- [What needs to be done] Copy the material below word for word, leaving out the pictures.
※ ※ ※
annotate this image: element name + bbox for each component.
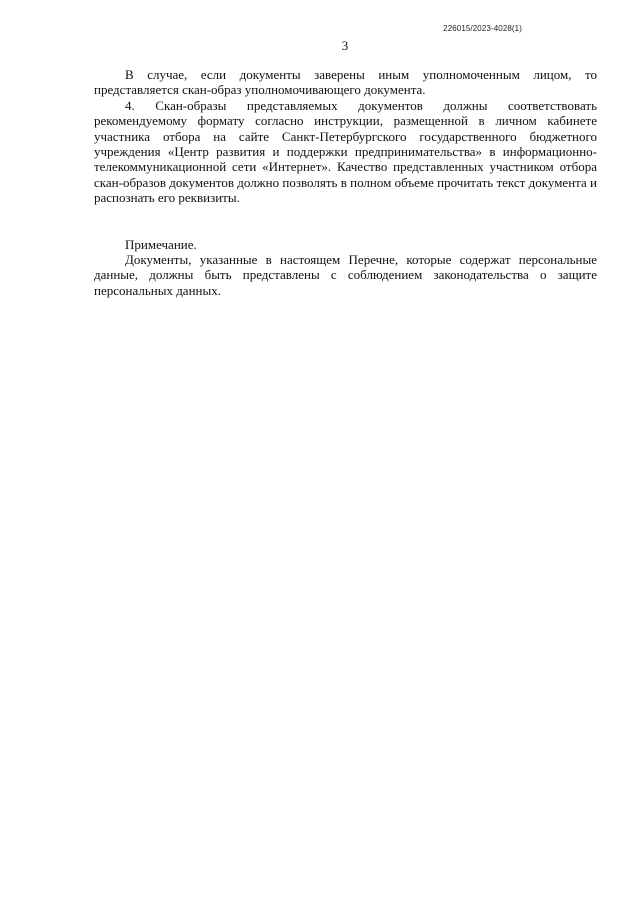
document-registration-number: 226015/2023-4028(1) xyxy=(443,24,522,33)
paragraph-authorized-person: В случае, если документы заверены иным уполномоченным лицом, то представляется скан-образ уполномочивающего документа. xyxy=(94,67,597,98)
note-text: Документы, указанные в настоящем Перечне, которые содержат персональные данные, должны быть представлены с соблюдением законодательства о защите персональных данных. xyxy=(94,252,597,298)
document-body xyxy=(94,67,597,298)
page-number: 3 xyxy=(341,38,349,53)
spacer xyxy=(94,206,597,237)
paragraph-scan-format: 4. Скан-образы представляемых документов должны соответствовать рекомендуемому формату согласно инструкции, размещенной в личном кабинете участника отбора на сайте Санкт-Петербургского государственного бюджетного учреждения «Центр развития и поддержки предпринимательства» в информационно-телекоммуникационной сети «Интернет». Качество представленных участником отбора скан-образов документов должно позволять в полном объеме прочитать текст документа и распознать его реквизиты. xyxy=(94,97,597,206)
note-title: Примечание. xyxy=(125,236,197,252)
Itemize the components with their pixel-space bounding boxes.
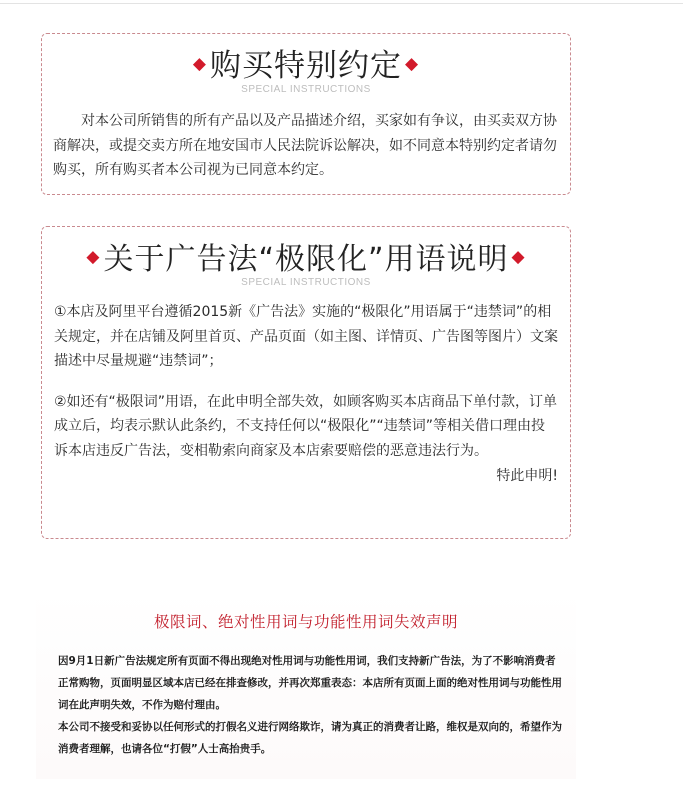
notice-paragraph-1: 因9月1日新广告法规定所有页面不得出现绝对性用词与功能性用词，我们支持新广告法，为了不影响消费者正常购物，页面明显区域本店已经在排查修改，并再次郑重表态：本店所有页面上面的绝对性用词与功能性用词在此声明失效，不作为赔付理由。 bbox=[58, 655, 562, 711]
section-subtitle: SPECIAL INSTRUCTIONS bbox=[241, 277, 371, 288]
invalidity-notice bbox=[36, 589, 576, 779]
section-title bbox=[42, 242, 570, 277]
agreement-text: 对本公司所销售的所有产品以及产品描述介绍，买家如有争议，由买卖双方协商解决，或提交卖方所在地安国市人民法院诉讼解决，如不同意本特别约定者请勿购买，所有购买者本公司视为已同意本约定。 bbox=[53, 113, 557, 178]
purchase-agreement-section bbox=[41, 33, 571, 195]
diamond-icon: ◆ bbox=[511, 247, 526, 267]
notice-title: 极限词、绝对性用词与功能性用词失效声明 bbox=[153, 613, 458, 631]
diamond-icon: ◆ bbox=[86, 247, 101, 267]
notice-paragraph-2: 本公司不接受和妥协以任何形式的打假名义进行网络欺诈，请为真正的消费者让路，维权是双向的，希望作为消费者理解，也请各位“打假”人士高抬贵手。 bbox=[58, 721, 562, 755]
diamond-icon: ◆ bbox=[405, 54, 420, 74]
section-title-text: 关于广告法“极限化”用语说明 bbox=[103, 242, 509, 277]
section-subtitle: SPECIAL INSTRUCTIONS bbox=[241, 84, 371, 95]
ad-law-paragraph-2: ②如还有“极限词”用语，在此申明全部失效，如顾客购买本店商品下单付款，订单成立后，均表示默认此条约，不支持任何以“极限化”“违禁词”等相关借口理由投诉本店违反广告法，变相勒索向商家及本店索要赔偿的恶意违法行为。 bbox=[54, 393, 558, 459]
ad-law-paragraph-1: ①本店及阿里平台遵循2015新《广告法》实施的“极限化”用语属于“违禁词”的相关规定，并在店铺及阿里首页、产品页面（如主图、详情页、广告图等图片）文案描述中尽量规避“违禁词”； bbox=[54, 304, 558, 369]
notice-body bbox=[58, 650, 566, 760]
section-title-text: 购买特别约定 bbox=[210, 48, 402, 84]
ad-law-section bbox=[41, 226, 571, 539]
section-title bbox=[42, 48, 570, 84]
diamond-icon: ◆ bbox=[192, 54, 207, 74]
top-divider bbox=[0, 3, 683, 4]
declaration-sign: 特此申明! bbox=[496, 468, 558, 484]
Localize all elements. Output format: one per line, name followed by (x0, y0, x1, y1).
※ ※ ※
- [Result of the exercise]
annotate this image: element name + bbox for each component.
document-registration-number: 226015/2023-4028(1) xyxy=(443,24,522,33)
paragraph-authorized-person: В случае, если документы заверены иным уполномоченным лицом, то представляется скан-образ уполномочивающего документа. xyxy=(94,67,597,98)
note-text: Документы, указанные в настоящем Перечне, которые содержат персональные данные, должны быть представлены с соблюдением законодательства о защите персональных данных. xyxy=(94,252,597,298)
document-body xyxy=(94,67,597,298)
page-number: 3 xyxy=(341,38,349,53)
spacer xyxy=(94,206,597,237)
paragraph-scan-format: 4. Скан-образы представляемых документов должны соответствовать рекомендуемому формату согласно инструкции, размещенной в личном кабинете участника отбора на сайте Санкт-Петербургского государственного бюджетного учреждения «Центр развития и поддержки предпринимательства» в информационно-телекоммуникационной сети «Интернет». Качество представленных участником отбора скан-образов документов должно позволять в полном объеме прочитать текст документа и распознать его реквизиты. xyxy=(94,97,597,206)
note-title: Примечание. xyxy=(125,236,197,252)
Itemize the components with their pixel-space bounding boxes.
notice-paragraph-1: 因9月1日新广告法规定所有页面不得出现绝对性用词与功能性用词，我们支持新广告法，为了不影响消费者正常购物，页面明显区域本店已经在排查修改，并再次郑重表态：本店所有页面上面的绝对性用词与功能性用词在此声明失效，不作为赔付理由。 bbox=[58, 655, 562, 711]
section-subtitle: SPECIAL INSTRUCTIONS bbox=[241, 277, 371, 288]
invalidity-notice bbox=[36, 589, 576, 779]
section-title bbox=[42, 242, 570, 277]
agreement-text: 对本公司所销售的所有产品以及产品描述介绍，买家如有争议，由买卖双方协商解决，或提交卖方所在地安国市人民法院诉讼解决，如不同意本特别约定者请勿购买，所有购买者本公司视为已同意本约定。 bbox=[53, 113, 557, 178]
purchase-agreement-section bbox=[41, 33, 571, 195]
diamond-icon: ◆ bbox=[511, 247, 526, 267]
notice-title: 极限词、绝对性用词与功能性用词失效声明 bbox=[153, 613, 458, 631]
diamond-icon: ◆ bbox=[86, 247, 101, 267]
notice-paragraph-2: 本公司不接受和妥协以任何形式的打假名义进行网络欺诈，请为真正的消费者让路，维权是双向的，希望作为消费者理解，也请各位“打假”人士高抬贵手。 bbox=[58, 721, 562, 755]
diamond-icon: ◆ bbox=[405, 54, 420, 74]
section-title-text: 关于广告法“极限化”用语说明 bbox=[103, 242, 509, 277]
section-subtitle: SPECIAL INSTRUCTIONS bbox=[241, 84, 371, 95]
ad-law-paragraph-2: ②如还有“极限词”用语，在此申明全部失效，如顾客购买本店商品下单付款，订单成立后，均表示默认此条约，不支持任何以“极限化”“违禁词”等相关借口理由投诉本店违反广告法，变相勒索向商家及本店索要赔偿的恶意违法行为。 bbox=[54, 393, 558, 459]
ad-law-paragraph-1: ①本店及阿里平台遵循2015新《广告法》实施的“极限化”用语属于“违禁词”的相关规定，并在店铺及阿里首页、产品页面（如主图、详情页、广告图等图片）文案描述中尽量规避“违禁词”； bbox=[54, 304, 558, 369]
notice-body bbox=[58, 650, 566, 760]
section-title-text: 购买特别约定 bbox=[210, 48, 402, 84]
ad-law-section bbox=[41, 226, 571, 539]
section-title bbox=[42, 48, 570, 84]
diamond-icon: ◆ bbox=[192, 54, 207, 74]
top-divider bbox=[0, 3, 683, 4]
declaration-sign: 特此申明! bbox=[496, 468, 558, 484]
Localize all elements. Output format: one per line, name followed by (x0, y0, x1, y1).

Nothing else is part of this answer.